▶ _Available data_
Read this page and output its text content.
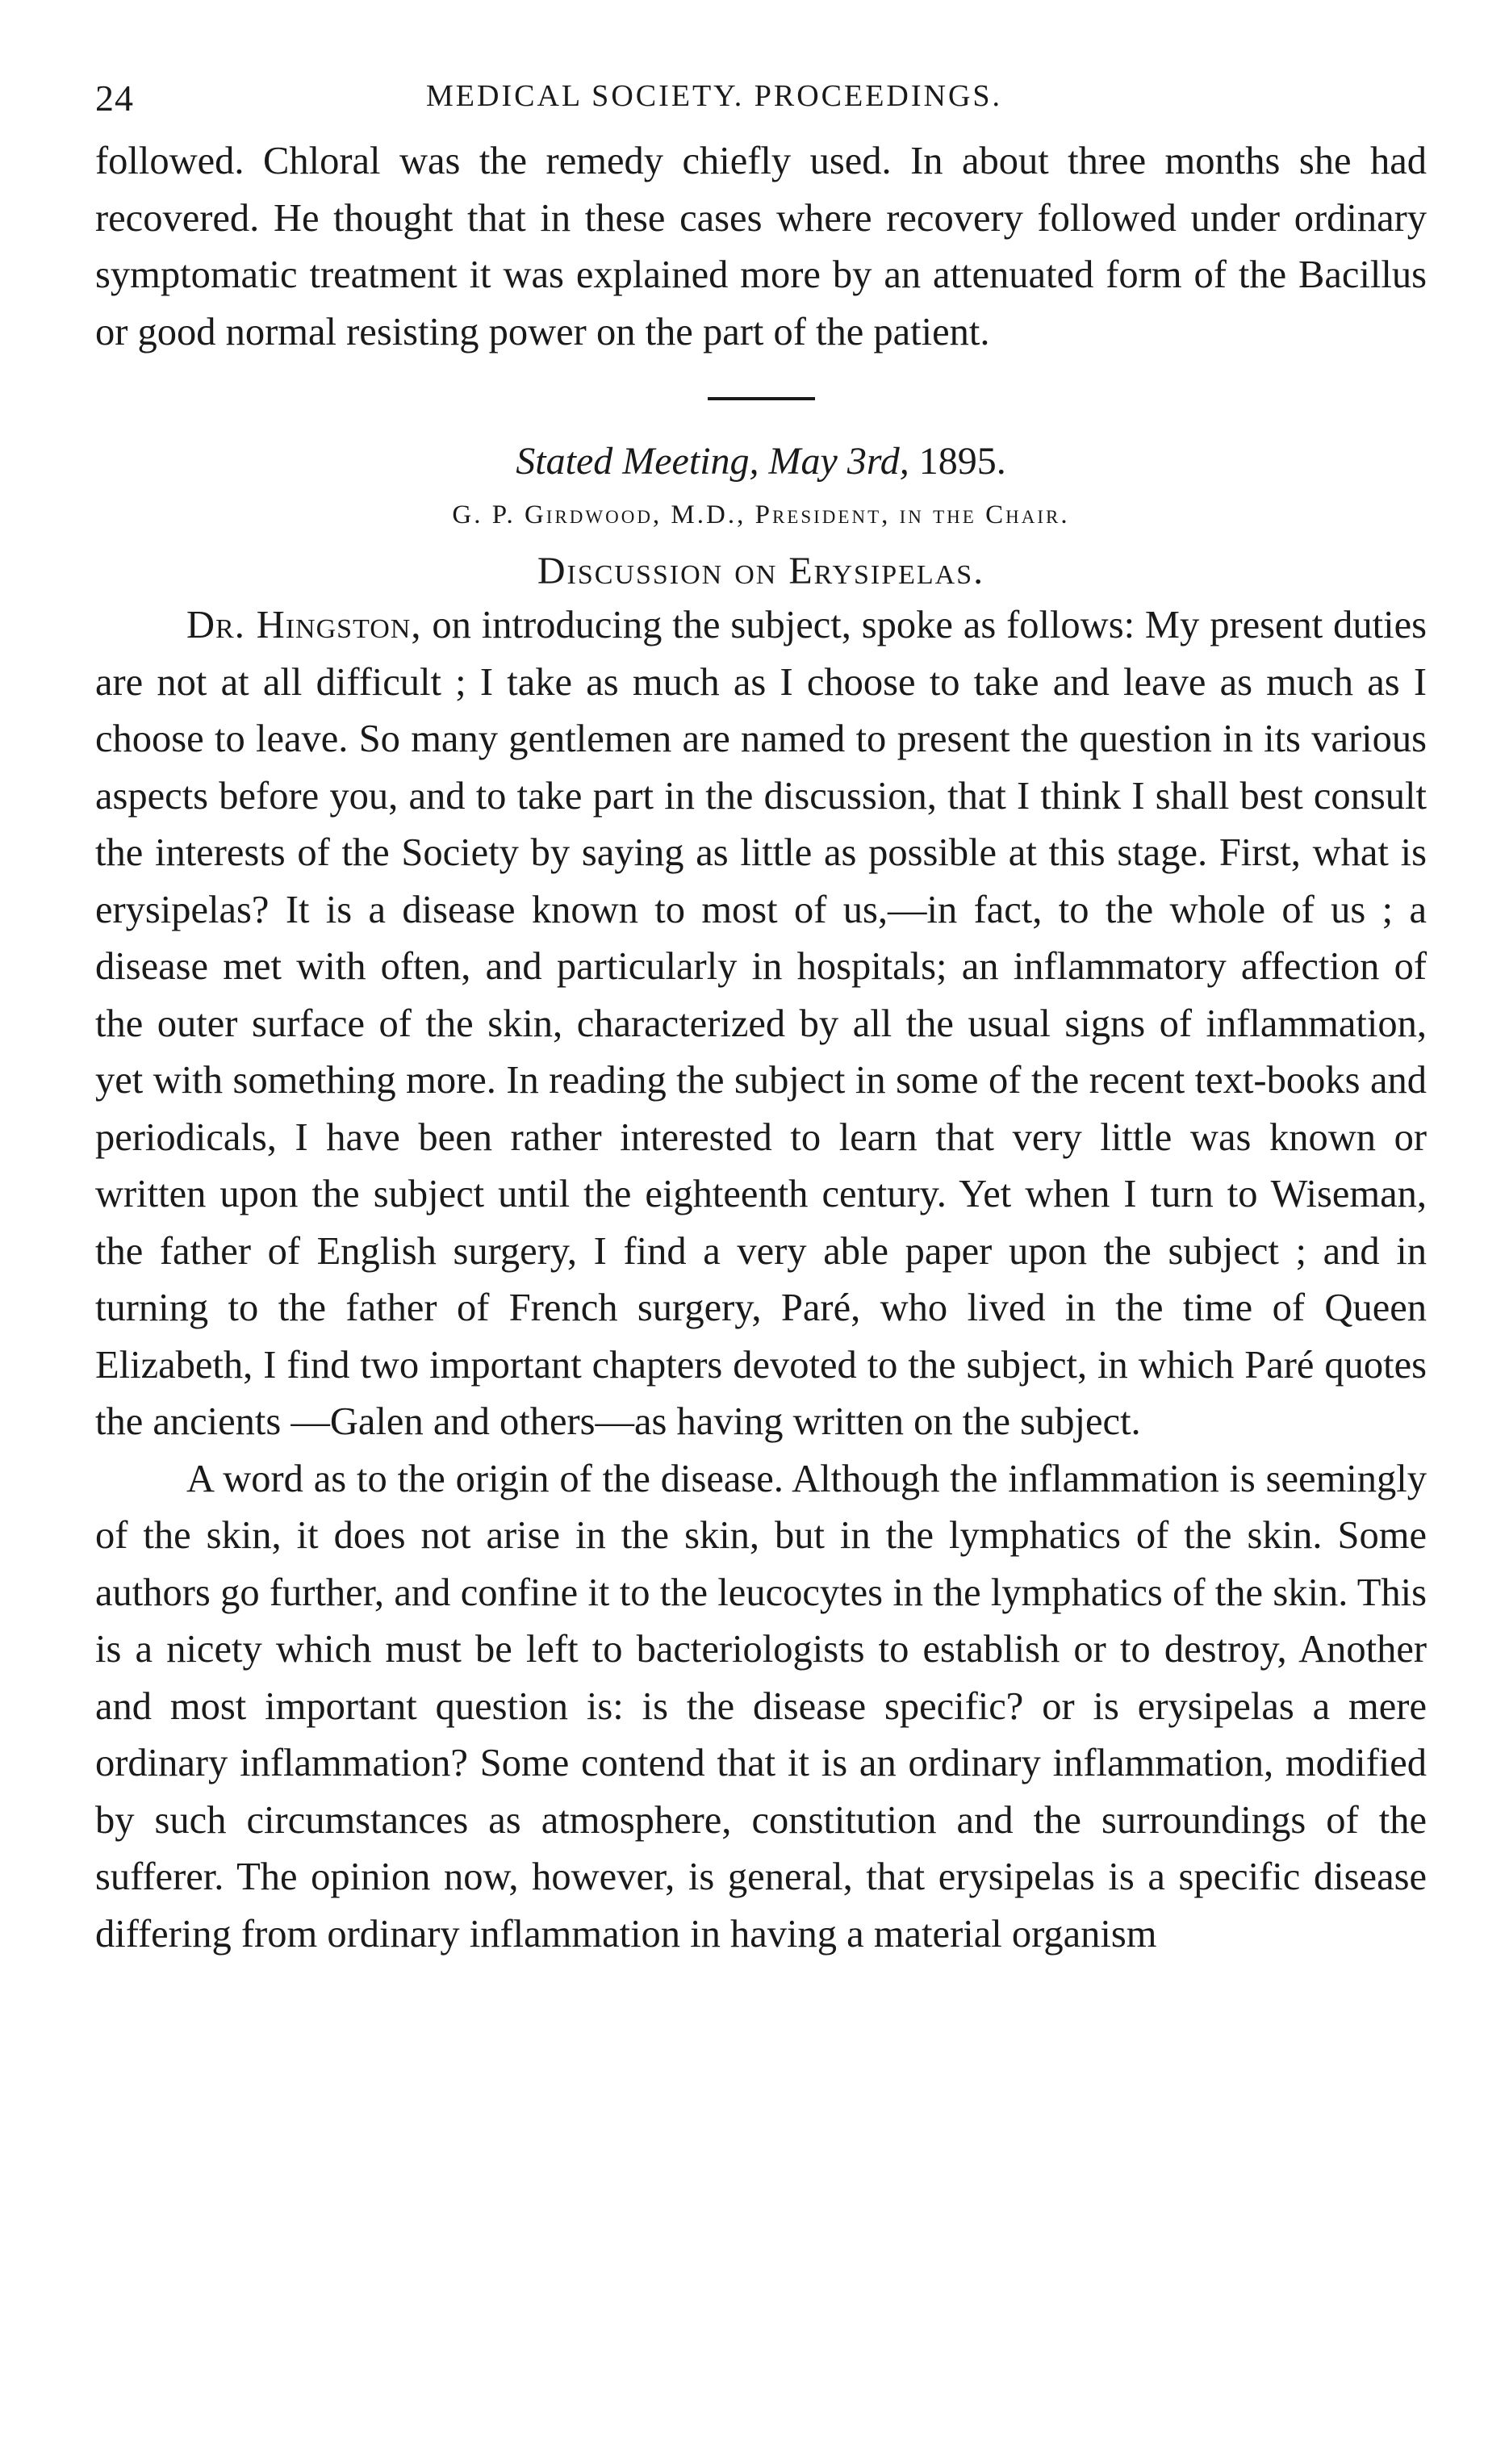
24	MEDICAL SOCIETY. PROCEEDINGS.

followed. Chloral was the remedy chiefly used. In about three months she had recovered. He thought that in these cases where recovery followed under ordinary symptomatic treatment it was explained more by an attenuated form of the Bacillus or good normal resisting power on the part of the patient.

Stated Meeting, May 3rd, 1895.
G. P. Girdwood, M.D., President, in the Chair.
Discussion on Erysipelas.

Dr. Hingston, on introducing the subject, spoke as follows: My present duties are not at all difficult ; I take as much as I choose to take and leave as much as I choose to leave. So many gentlemen are named to present the question in its various aspects before you, and to take part in the discussion, that I think I shall best consult the interests of the Society by saying as little as possible at this stage. First, what is erysipelas? It is a disease known to most of us,—in fact, to the whole of us ; a disease met with often, and particularly in hospitals; an inflammatory affection of the outer surface of the skin, characterized by all the usual signs of inflammation, yet with something more. In reading the subject in some of the recent text-books and periodicals, I have been rather interested to learn that very little was known or written upon the subject until the eighteenth century. Yet when I turn to Wiseman, the father of English surgery, I find a very able paper upon the subject ; and in turning to the father of French surgery, Paré, who lived in the time of Queen Elizabeth, I find two important chapters devoted to the subject, in which Paré quotes the ancients —Galen and others—as having written on the subject.

A word as to the origin of the disease. Although the inflammation is seemingly of the skin, it does not arise in the skin, but in the lymphatics of the skin. Some authors go further, and confine it to the leucocytes in the lymphatics of the skin. This is a nicety which must be left to bacteriologists to establish or to destroy, Another and most important question is: is the disease specific? or is erysipelas a mere ordinary inflammation? Some contend that it is an ordinary inflammation, modified by such circumstances as atmosphere, constitution and the surroundings of the sufferer. The opinion now, however, is general, that erysipelas is a specific disease differing from ordinary inflammation in having a material organism
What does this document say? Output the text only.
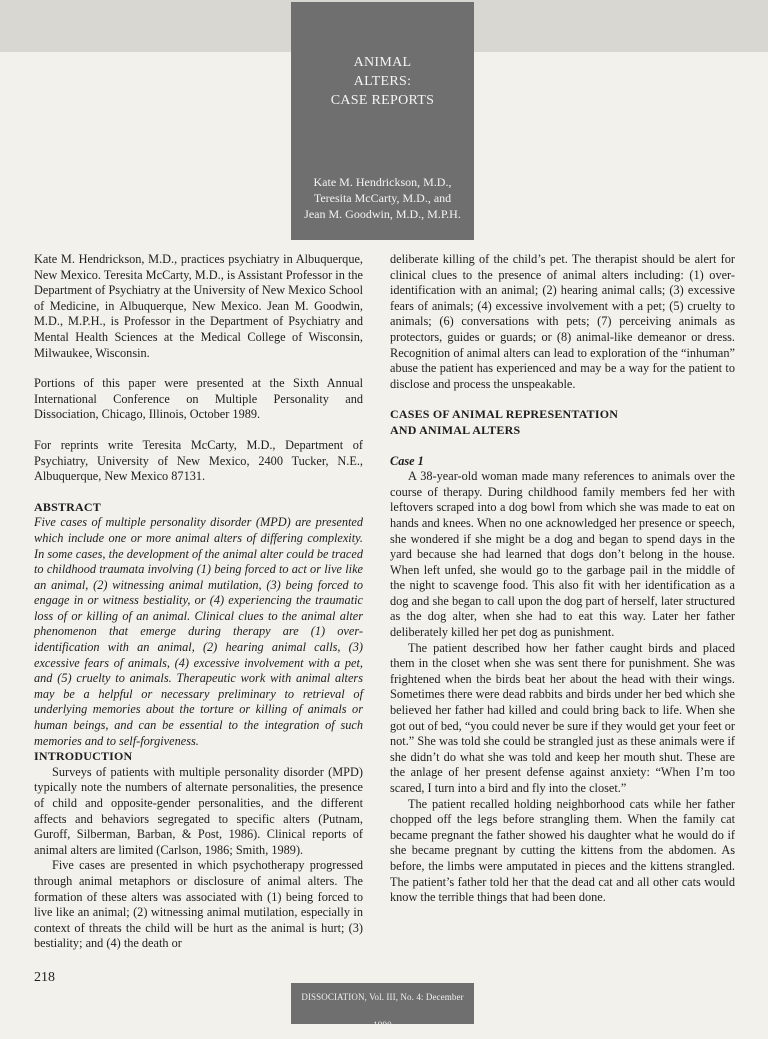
ANIMAL
ALTERS:
CASE REPORTS
Kate M. Hendrickson, M.D.,
Teresita McCarty, M.D., and
Jean M. Goodwin, M.D., M.P.H.

Kate M. Hendrickson, M.D., practices psychiatry in Albuquerque, New Mexico. Teresita McCarty, M.D., is Assistant Professor in the Department of Psychiatry at the University of New Mexico School of Medicine, in Albuquerque, New Mexico. Jean M. Goodwin, M.D., M.P.H., is Professor in the Department of Psychiatry and Mental Health Sciences at the Medical College of Wisconsin, Milwaukee, Wisconsin.

Portions of this paper were presented at the Sixth Annual International Conference on Multiple Personality and Dissociation, Chicago, Illinois, October 1989.

For reprints write Teresita McCarty, M.D., Department of Psychiatry, University of New Mexico, 2400 Tucker, N.E., Albuquerque, New Mexico 87131.

ABSTRACT

Five cases of multiple personality disorder (MPD) are presented which include one or more animal alters of differing complexity. In some cases, the development of the animal alter could be traced to childhood traumata involving (1) being forced to act or live like an animal, (2) witnessing animal mutilation, (3) being forced to engage in or witness bestiality, or (4) experiencing the traumatic loss of or killing of an animal. Clinical clues to the animal alter phenomenon that emerge during therapy are (1) over-identification with an animal, (2) hearing animal calls, (3) excessive fears of animals, (4) excessive involvement with a pet, and (5) cruelty to animals. Therapeutic work with animal alters may be a helpful or necessary preliminary to retrieval of underlying memories about the torture or killing of animals or human beings, and can be essential to the integration of such memories and to self-forgiveness.

INTRODUCTION

Surveys of patients with multiple personality disorder (MPD) typically note the numbers of alternate personalities, the presence of child and opposite-gender personalities, and the different affects and behaviors segregated to specific alters (Putnam, Guroff, Silberman, Barban, & Post, 1986). Clinical reports of animal alters are limited (Carlson, 1986; Smith, 1989).

Five cases are presented in which psychotherapy progressed through animal metaphors or disclosure of animal alters. The formation of these alters was associated with (1) being forced to live like an animal; (2) witnessing animal mutilation, especially in context of threats the child will be hurt as the animal is hurt; (3) bestiality; and (4) the death or

deliberate killing of the child’s pet. The therapist should be alert for clinical clues to the presence of animal alters including: (1) over-identification with an animal; (2) hearing animal calls; (3) excessive fears of animals; (4) excessive involvement with a pet; (5) cruelty to animals; (6) conversations with pets; (7) perceiving animals as protectors, guides or guards; or (8) animal-like demeanor or dress. Recognition of animal alters can lead to exploration of the “inhuman” abuse the patient has experienced and may be a way for the patient to disclose and process the unspeakable.

CASES OF ANIMAL REPRESENTATION
AND ANIMAL ALTERS

Case 1

A 38-year-old woman made many references to animals over the course of therapy. During childhood family members fed her with leftovers scraped into a dog bowl from which she was made to eat on hands and knees. When no one acknowledged her presence or speech, she wondered if she might be a dog and began to spend days in the yard because she had learned that dogs don’t belong in the house. When left unfed, she would go to the garbage pail in the middle of the night to scavenge food. This also fit with her identification as a dog and she began to call upon the dog part of herself, later structured as the dog alter, when she had to eat this way. Later her father deliberately killed her pet dog as punishment.

The patient described how her father caught birds and placed them in the closet when she was sent there for punishment. She was frightened when the birds beat her about the head with their wings. Sometimes there were dead rabbits and birds under her bed which she believed her father had killed and could bring back to life. When she got out of bed, “you could never be sure if they would get your feet or not.” She was told she could be strangled just as these animals were if she didn’t do what she was told and keep her mouth shut. These are the anlage of her present defense against anxiety: “When I’m too scared, I turn into a bird and fly into the closet.”

The patient recalled holding neighborhood cats while her father chopped off the legs before strangling them. When the family cat became pregnant the father showed his daughter what he would do if she became pregnant by cutting the kittens from the abdomen. As before, the limbs were amputated in pieces and the kittens strangled. The patient’s father told her that the dead cat and all other cats would know the terrible things that had been done.

218
DISSOCIATION, Vol. III, No. 4: December 1990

▶ _What you should do_
Copy out the lines above unchanged. Skip the images.

▶ _Answer space_
Read this page and output its text content.
24	MEDICAL SOCIETY. PROCEEDINGS.

followed. Chloral was the remedy chiefly used. In about three months she had recovered. He thought that in these cases where recovery followed under ordinary symptomatic treatment it was explained more by an attenuated form of the Bacillus or good normal resisting power on the part of the patient.

Stated Meeting, May 3rd, 1895.
G. P. Girdwood, M.D., President, in the Chair.
Discussion on Erysipelas.

Dr. Hingston, on introducing the subject, spoke as follows: My present duties are not at all difficult ; I take as much as I choose to take and leave as much as I choose to leave. So many gentlemen are named to present the question in its various aspects before you, and to take part in the discussion, that I think I shall best consult the interests of the Society by saying as little as possible at this stage. First, what is erysipelas? It is a disease known to most of us,—in fact, to the whole of us ; a disease met with often, and particularly in hospitals; an inflammatory affection of the outer surface of the skin, characterized by all the usual signs of inflammation, yet with something more. In reading the subject in some of the recent text-books and periodicals, I have been rather interested to learn that very little was known or written upon the subject until the eighteenth century. Yet when I turn to Wiseman, the father of English surgery, I find a very able paper upon the subject ; and in turning to the father of French surgery, Paré, who lived in the time of Queen Elizabeth, I find two important chapters devoted to the subject, in which Paré quotes the ancients —Galen and others—as having written on the subject.

A word as to the origin of the disease. Although the inflammation is seemingly of the skin, it does not arise in the skin, but in the lymphatics of the skin. Some authors go further, and confine it to the leucocytes in the lymphatics of the skin. This is a nicety which must be left to bacteriologists to establish or to destroy, Another and most important question is: is the disease specific? or is erysipelas a mere ordinary inflammation? Some contend that it is an ordinary inflammation, modified by such circumstances as atmosphere, constitution and the surroundings of the sufferer. The opinion now, however, is general, that erysipelas is a specific disease differing from ordinary inflammation in having a material organism
What does this document say? Output the text only.
ANIMAL
ALTERS:
CASE REPORTS
Kate M. Hendrickson, M.D.,
Teresita McCarty, M.D., and
Jean M. Goodwin, M.D., M.P.H.

Kate M. Hendrickson, M.D., practices psychiatry in Albuquerque, New Mexico. Teresita McCarty, M.D., is Assistant Professor in the Department of Psychiatry at the University of New Mexico School of Medicine, in Albuquerque, New Mexico. Jean M. Goodwin, M.D., M.P.H., is Professor in the Department of Psychiatry and Mental Health Sciences at the Medical College of Wisconsin, Milwaukee, Wisconsin.

Portions of this paper were presented at the Sixth Annual International Conference on Multiple Personality and Dissociation, Chicago, Illinois, October 1989.

For reprints write Teresita McCarty, M.D., Department of Psychiatry, University of New Mexico, 2400 Tucker, N.E., Albuquerque, New Mexico 87131.

ABSTRACT

Five cases of multiple personality disorder (MPD) are presented which include one or more animal alters of differing complexity. In some cases, the development of the animal alter could be traced to childhood traumata involving (1) being forced to act or live like an animal, (2) witnessing animal mutilation, (3) being forced to engage in or witness bestiality, or (4) experiencing the traumatic loss of or killing of an animal. Clinical clues to the animal alter phenomenon that emerge during therapy are (1) over-identification with an animal, (2) hearing animal calls, (3) excessive fears of animals, (4) excessive involvement with a pet, and (5) cruelty to animals. Therapeutic work with animal alters may be a helpful or necessary preliminary to retrieval of underlying memories about the torture or killing of animals or human beings, and can be essential to the integration of such memories and to self-forgiveness.

INTRODUCTION

Surveys of patients with multiple personality disorder (MPD) typically note the numbers of alternate personalities, the presence of child and opposite-gender personalities, and the different affects and behaviors segregated to specific alters (Putnam, Guroff, Silberman, Barban, & Post, 1986). Clinical reports of animal alters are limited (Carlson, 1986; Smith, 1989).

Five cases are presented in which psychotherapy progressed through animal metaphors or disclosure of animal alters. The formation of these alters was associated with (1) being forced to live like an animal; (2) witnessing animal mutilation, especially in context of threats the child will be hurt as the animal is hurt; (3) bestiality; and (4) the death or

deliberate killing of the child’s pet. The therapist should be alert for clinical clues to the presence of animal alters including: (1) over-identification with an animal; (2) hearing animal calls; (3) excessive fears of animals; (4) excessive involvement with a pet; (5) cruelty to animals; (6) conversations with pets; (7) perceiving animals as protectors, guides or guards; or (8) animal-like demeanor or dress. Recognition of animal alters can lead to exploration of the “inhuman” abuse the patient has experienced and may be a way for the patient to disclose and process the unspeakable.

CASES OF ANIMAL REPRESENTATION
AND ANIMAL ALTERS

Case 1

A 38-year-old woman made many references to animals over the course of therapy. During childhood family members fed her with leftovers scraped into a dog bowl from which she was made to eat on hands and knees. When no one acknowledged her presence or speech, she wondered if she might be a dog and began to spend days in the yard because she had learned that dogs don’t belong in the house. When left unfed, she would go to the garbage pail in the middle of the night to scavenge food. This also fit with her identification as a dog and she began to call upon the dog part of herself, later structured as the dog alter, when she had to eat this way. Later her father deliberately killed her pet dog as punishment.

The patient described how her father caught birds and placed them in the closet when she was sent there for punishment. She was frightened when the birds beat her about the head with their wings. Sometimes there were dead rabbits and birds under her bed which she believed her father had killed and could bring back to life. When she got out of bed, “you could never be sure if they would get your feet or not.” She was told she could be strangled just as these animals were if she didn’t do what she was told and keep her mouth shut. These are the anlage of her present defense against anxiety: “When I’m too scared, I turn into a bird and fly into the closet.”

The patient recalled holding neighborhood cats while her father chopped off the legs before strangling them. When the family cat became pregnant the father showed his daughter what he would do if she became pregnant by cutting the kittens from the abdomen. As before, the limbs were amputated in pieces and the kittens strangled. The patient’s father told her that the dead cat and all other cats would know the terrible things that had been done.

218
DISSOCIATION, Vol. III, No. 4: December 1990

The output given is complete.